Extract each line containing the string "koneen".

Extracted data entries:
######

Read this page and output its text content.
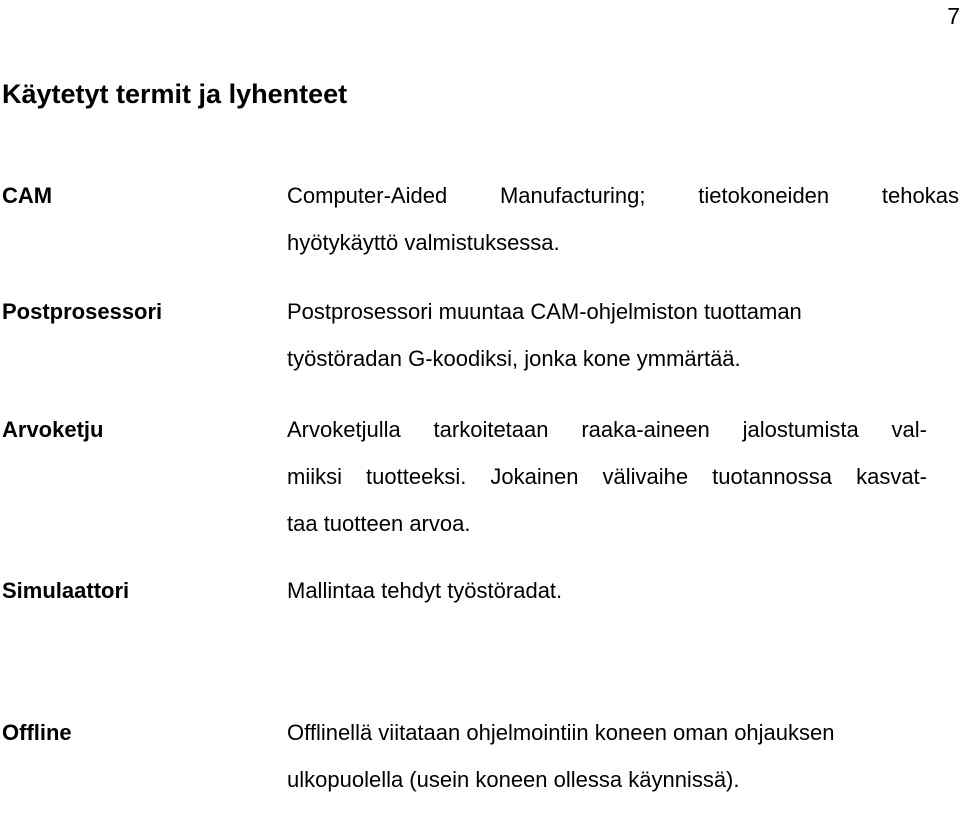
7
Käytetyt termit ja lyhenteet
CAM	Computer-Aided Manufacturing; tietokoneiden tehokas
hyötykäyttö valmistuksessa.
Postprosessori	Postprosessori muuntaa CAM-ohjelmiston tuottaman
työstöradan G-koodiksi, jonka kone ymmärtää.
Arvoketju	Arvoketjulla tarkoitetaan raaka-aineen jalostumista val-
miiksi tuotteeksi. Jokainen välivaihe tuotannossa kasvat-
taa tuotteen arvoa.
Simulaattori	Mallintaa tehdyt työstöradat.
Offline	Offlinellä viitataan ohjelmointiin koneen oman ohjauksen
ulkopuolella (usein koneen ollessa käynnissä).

######

■ **SOLUTION BELOW**:
Offline	Offlinellä viitataan ohjelmointiin koneen oman ohjauksen
ulkopuolella (usein koneen ollessa käynnissä).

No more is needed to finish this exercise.